* _Requirement_
All entries are to be given again verbatim.

[Chart and figure data]

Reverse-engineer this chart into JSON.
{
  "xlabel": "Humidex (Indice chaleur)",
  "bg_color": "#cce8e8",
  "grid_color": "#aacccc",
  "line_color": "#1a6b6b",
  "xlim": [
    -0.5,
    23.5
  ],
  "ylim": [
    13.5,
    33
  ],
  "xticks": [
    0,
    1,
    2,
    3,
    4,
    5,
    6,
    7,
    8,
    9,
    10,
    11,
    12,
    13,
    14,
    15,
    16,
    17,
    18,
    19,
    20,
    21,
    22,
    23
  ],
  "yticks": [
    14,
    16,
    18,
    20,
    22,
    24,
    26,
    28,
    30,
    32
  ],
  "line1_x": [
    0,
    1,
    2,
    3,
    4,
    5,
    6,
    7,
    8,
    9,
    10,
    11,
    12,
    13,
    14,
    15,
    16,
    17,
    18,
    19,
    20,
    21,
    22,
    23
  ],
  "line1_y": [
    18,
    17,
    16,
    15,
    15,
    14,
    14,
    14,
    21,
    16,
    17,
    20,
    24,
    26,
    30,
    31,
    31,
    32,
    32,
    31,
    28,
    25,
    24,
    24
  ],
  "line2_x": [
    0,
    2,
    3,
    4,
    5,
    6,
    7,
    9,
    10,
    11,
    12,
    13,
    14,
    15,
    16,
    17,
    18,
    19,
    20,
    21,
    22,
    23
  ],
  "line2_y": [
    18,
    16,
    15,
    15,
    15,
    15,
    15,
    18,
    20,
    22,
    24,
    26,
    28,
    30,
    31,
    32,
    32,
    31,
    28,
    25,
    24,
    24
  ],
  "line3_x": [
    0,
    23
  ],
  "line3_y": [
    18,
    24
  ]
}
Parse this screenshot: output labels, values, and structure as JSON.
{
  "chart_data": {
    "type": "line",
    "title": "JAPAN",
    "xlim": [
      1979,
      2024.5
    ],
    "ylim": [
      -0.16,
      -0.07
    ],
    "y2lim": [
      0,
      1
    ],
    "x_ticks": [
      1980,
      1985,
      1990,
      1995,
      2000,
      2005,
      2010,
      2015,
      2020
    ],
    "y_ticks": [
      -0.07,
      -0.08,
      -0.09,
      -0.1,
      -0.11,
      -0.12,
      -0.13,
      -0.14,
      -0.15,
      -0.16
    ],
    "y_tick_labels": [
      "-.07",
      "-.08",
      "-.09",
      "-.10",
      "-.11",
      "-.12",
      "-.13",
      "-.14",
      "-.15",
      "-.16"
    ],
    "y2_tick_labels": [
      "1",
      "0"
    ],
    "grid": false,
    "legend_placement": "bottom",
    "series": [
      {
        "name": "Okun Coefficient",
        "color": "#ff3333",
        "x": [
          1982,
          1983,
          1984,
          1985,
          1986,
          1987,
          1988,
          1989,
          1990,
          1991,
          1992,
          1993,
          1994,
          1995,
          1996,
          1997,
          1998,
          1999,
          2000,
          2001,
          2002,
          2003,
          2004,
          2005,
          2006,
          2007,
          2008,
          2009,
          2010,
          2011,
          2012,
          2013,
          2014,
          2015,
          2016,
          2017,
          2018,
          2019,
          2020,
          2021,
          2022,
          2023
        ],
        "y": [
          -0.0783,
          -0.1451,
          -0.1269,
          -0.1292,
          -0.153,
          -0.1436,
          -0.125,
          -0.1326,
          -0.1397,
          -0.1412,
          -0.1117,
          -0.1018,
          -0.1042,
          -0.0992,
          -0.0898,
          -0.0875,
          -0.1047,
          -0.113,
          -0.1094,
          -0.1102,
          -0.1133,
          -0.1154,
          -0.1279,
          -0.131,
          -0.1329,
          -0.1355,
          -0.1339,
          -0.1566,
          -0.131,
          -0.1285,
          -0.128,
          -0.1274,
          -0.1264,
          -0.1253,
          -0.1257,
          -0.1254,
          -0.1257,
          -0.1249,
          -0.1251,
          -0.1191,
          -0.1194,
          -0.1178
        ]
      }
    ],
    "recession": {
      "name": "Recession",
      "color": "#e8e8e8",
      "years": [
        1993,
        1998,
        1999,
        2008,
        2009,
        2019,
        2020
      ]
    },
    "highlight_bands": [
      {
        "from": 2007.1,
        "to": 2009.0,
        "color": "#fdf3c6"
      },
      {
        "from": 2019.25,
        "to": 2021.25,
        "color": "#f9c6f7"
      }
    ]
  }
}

* _Output below_
Reverse-engineer this chart into JSON.
{
  "xlabel": "Humidex (Indice chaleur)",
  "bg_color": "#cce8e8",
  "grid_color": "#aacccc",
  "line_color": "#1a6b6b",
  "xlim": [
    -0.5,
    23.5
  ],
  "ylim": [
    13.5,
    33
  ],
  "xticks": [
    0,
    1,
    2,
    3,
    4,
    5,
    6,
    7,
    8,
    9,
    10,
    11,
    12,
    13,
    14,
    15,
    16,
    17,
    18,
    19,
    20,
    21,
    22,
    23
  ],
  "yticks": [
    14,
    16,
    18,
    20,
    22,
    24,
    26,
    28,
    30,
    32
  ],
  "line1_x": [
    0,
    1,
    2,
    3,
    4,
    5,
    6,
    7,
    8,
    9,
    10,
    11,
    12,
    13,
    14,
    15,
    16,
    17,
    18,
    19,
    20,
    21,
    22,
    23
  ],
  "line1_y": [
    18,
    17,
    16,
    15,
    15,
    14,
    14,
    14,
    21,
    16,
    17,
    20,
    24,
    26,
    30,
    31,
    31,
    32,
    32,
    31,
    28,
    25,
    24,
    24
  ],
  "line2_x": [
    0,
    2,
    3,
    4,
    5,
    6,
    7,
    9,
    10,
    11,
    12,
    13,
    14,
    15,
    16,
    17,
    18,
    19,
    20,
    21,
    22,
    23
  ],
  "line2_y": [
    18,
    16,
    15,
    15,
    15,
    15,
    15,
    18,
    20,
    22,
    24,
    26,
    28,
    30,
    31,
    32,
    32,
    31,
    28,
    25,
    24,
    24
  ],
  "line3_x": [
    0,
    23
  ],
  "line3_y": [
    18,
    24
  ]
}
Parse this screenshot: output labels, values, and structure as JSON.
{
  "chart_data": {
    "type": "line",
    "title": "JAPAN",
    "xlim": [
      1979,
      2024.5
    ],
    "ylim": [
      -0.16,
      -0.07
    ],
    "y2lim": [
      0,
      1
    ],
    "x_ticks": [
      1980,
      1985,
      1990,
      1995,
      2000,
      2005,
      2010,
      2015,
      2020
    ],
    "y_ticks": [
      -0.07,
      -0.08,
      -0.09,
      -0.1,
      -0.11,
      -0.12,
      -0.13,
      -0.14,
      -0.15,
      -0.16
    ],
    "y_tick_labels": [
      "-.07",
      "-.08",
      "-.09",
      "-.10",
      "-.11",
      "-.12",
      "-.13",
      "-.14",
      "-.15",
      "-.16"
    ],
    "y2_tick_labels": [
      "1",
      "0"
    ],
    "grid": false,
    "legend_placement": "bottom",
    "series": [
      {
        "name": "Okun Coefficient",
        "color": "#ff3333",
        "x": [
          1982,
          1983,
          1984,
          1985,
          1986,
          1987,
          1988,
          1989,
          1990,
          1991,
          1992,
          1993,
          1994,
          1995,
          1996,
          1997,
          1998,
          1999,
          2000,
          2001,
          2002,
          2003,
          2004,
          2005,
          2006,
          2007,
          2008,
          2009,
          2010,
          2011,
          2012,
          2013,
          2014,
          2015,
          2016,
          2017,
          2018,
          2019,
          2020,
          2021,
          2022,
          2023
        ],
        "y": [
          -0.0783,
          -0.1451,
          -0.1269,
          -0.1292,
          -0.153,
          -0.1436,
          -0.125,
          -0.1326,
          -0.1397,
          -0.1412,
          -0.1117,
          -0.1018,
          -0.1042,
          -0.0992,
          -0.0898,
          -0.0875,
          -0.1047,
          -0.113,
          -0.1094,
          -0.1102,
          -0.1133,
          -0.1154,
          -0.1279,
          -0.131,
          -0.1329,
          -0.1355,
          -0.1339,
          -0.1566,
          -0.131,
          -0.1285,
          -0.128,
          -0.1274,
          -0.1264,
          -0.1253,
          -0.1257,
          -0.1254,
          -0.1257,
          -0.1249,
          -0.1251,
          -0.1191,
          -0.1194,
          -0.1178
        ]
      }
    ],
    "recession": {
      "name": "Recession",
      "color": "#e8e8e8",
      "years": [
        1993,
        1998,
        1999,
        2008,
        2009,
        2019,
        2020
      ]
    },
    "highlight_bands": [
      {
        "from": 2007.1,
        "to": 2009.0,
        "color": "#fdf3c6"
      },
      {
        "from": 2019.25,
        "to": 2021.25,
        "color": "#f9c6f7"
      }
    ]
  }
}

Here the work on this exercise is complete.